### DO THIS:
Please list all lines of the material below in which the string "quantity" occurs.

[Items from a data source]
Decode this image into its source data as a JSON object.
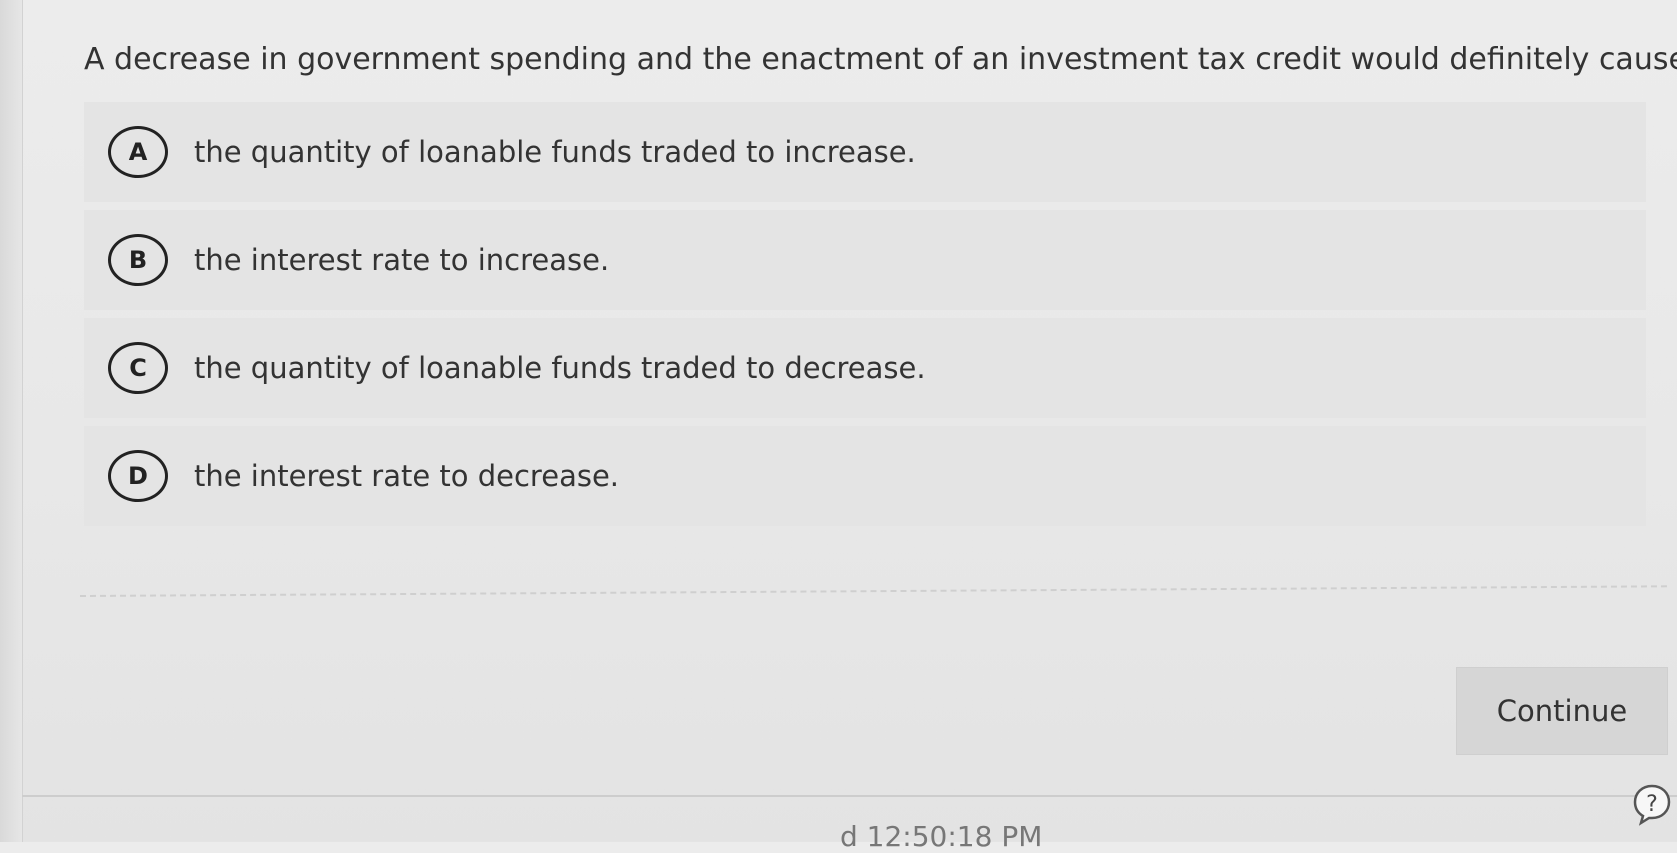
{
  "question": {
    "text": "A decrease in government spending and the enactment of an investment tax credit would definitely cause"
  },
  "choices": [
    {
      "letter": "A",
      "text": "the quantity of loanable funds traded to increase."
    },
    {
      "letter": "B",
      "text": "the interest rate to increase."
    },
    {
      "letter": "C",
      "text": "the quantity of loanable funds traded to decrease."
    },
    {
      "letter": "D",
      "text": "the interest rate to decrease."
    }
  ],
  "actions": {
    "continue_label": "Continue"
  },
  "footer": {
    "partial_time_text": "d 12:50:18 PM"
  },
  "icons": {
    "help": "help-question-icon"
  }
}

---

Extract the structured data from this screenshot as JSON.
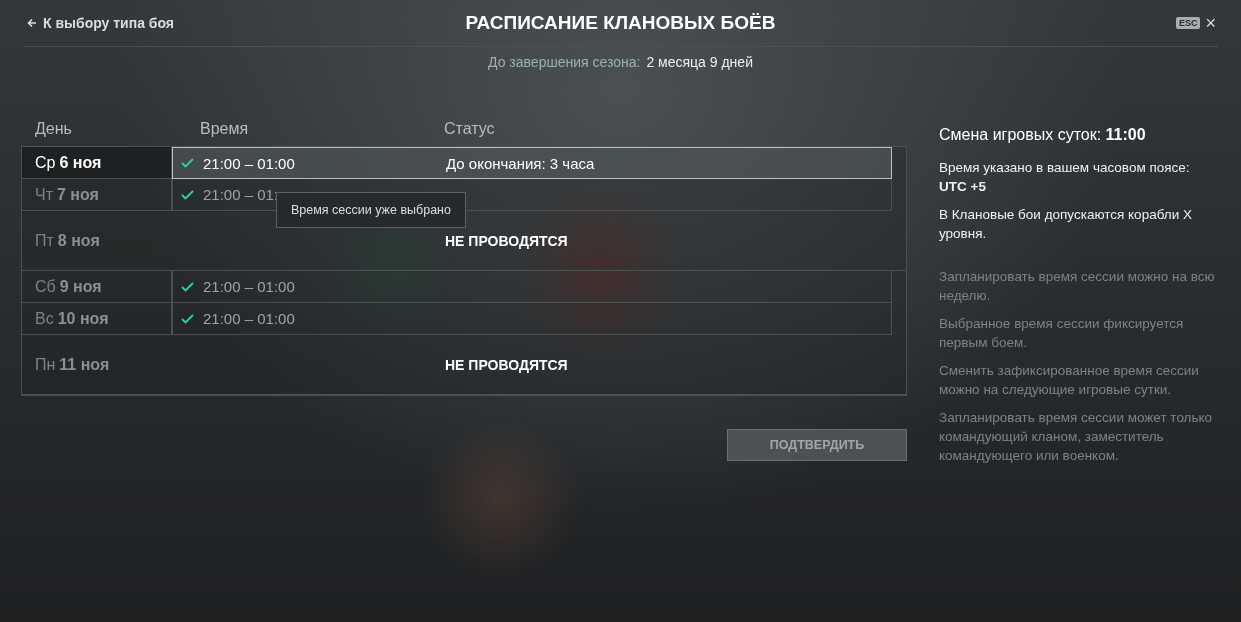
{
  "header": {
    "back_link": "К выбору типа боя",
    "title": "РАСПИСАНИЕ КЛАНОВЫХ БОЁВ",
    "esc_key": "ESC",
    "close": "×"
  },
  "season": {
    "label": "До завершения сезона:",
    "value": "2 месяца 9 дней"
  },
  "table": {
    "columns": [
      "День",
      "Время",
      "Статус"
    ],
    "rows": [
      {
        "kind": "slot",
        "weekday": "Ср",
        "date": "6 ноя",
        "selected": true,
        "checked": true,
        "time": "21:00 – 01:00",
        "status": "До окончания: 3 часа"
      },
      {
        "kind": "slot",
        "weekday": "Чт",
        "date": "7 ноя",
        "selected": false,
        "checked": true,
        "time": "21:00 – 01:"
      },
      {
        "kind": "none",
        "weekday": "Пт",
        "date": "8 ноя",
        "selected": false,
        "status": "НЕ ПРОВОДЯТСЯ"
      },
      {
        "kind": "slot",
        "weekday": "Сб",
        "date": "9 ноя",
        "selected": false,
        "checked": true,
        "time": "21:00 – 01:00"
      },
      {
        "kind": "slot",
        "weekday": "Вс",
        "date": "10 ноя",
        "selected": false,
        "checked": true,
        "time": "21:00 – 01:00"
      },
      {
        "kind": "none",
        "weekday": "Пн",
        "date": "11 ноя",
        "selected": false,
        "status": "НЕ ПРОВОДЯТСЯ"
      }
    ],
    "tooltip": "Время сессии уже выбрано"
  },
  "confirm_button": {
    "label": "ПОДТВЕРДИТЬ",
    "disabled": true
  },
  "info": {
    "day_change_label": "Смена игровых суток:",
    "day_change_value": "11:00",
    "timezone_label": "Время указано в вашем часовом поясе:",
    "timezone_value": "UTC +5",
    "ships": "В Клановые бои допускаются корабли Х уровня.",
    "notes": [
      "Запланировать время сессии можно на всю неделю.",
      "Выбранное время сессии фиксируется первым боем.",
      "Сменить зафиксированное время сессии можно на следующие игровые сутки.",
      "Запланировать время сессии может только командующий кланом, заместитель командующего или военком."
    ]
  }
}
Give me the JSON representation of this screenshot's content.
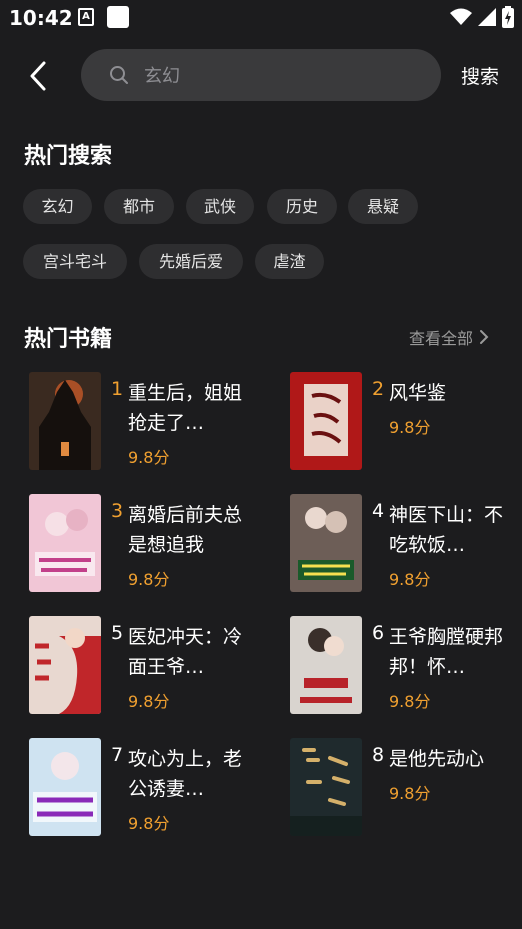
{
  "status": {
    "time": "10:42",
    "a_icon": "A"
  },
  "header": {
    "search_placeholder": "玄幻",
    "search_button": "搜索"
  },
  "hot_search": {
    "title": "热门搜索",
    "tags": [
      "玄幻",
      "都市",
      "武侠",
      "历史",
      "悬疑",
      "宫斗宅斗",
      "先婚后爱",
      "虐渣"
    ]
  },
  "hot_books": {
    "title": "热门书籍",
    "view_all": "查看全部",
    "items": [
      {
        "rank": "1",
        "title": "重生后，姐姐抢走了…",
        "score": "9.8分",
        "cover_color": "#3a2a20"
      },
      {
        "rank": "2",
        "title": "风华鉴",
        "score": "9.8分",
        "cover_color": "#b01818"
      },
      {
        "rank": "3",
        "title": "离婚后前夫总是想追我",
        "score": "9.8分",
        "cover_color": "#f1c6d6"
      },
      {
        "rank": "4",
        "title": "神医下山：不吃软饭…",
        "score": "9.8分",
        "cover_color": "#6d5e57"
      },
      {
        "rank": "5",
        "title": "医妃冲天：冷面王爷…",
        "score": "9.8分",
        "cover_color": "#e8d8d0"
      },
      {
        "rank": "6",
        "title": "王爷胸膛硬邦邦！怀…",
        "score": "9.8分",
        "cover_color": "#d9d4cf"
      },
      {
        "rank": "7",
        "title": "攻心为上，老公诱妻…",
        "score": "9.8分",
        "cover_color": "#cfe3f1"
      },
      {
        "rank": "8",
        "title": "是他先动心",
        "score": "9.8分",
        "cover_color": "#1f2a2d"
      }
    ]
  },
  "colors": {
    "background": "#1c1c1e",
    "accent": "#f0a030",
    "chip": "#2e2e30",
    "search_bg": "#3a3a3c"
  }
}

### RESPONSE TO THIS TASK:
      "text": "the quantity of loanable funds traded to increase."
      "text": "the quantity of loanable funds traded to decrease."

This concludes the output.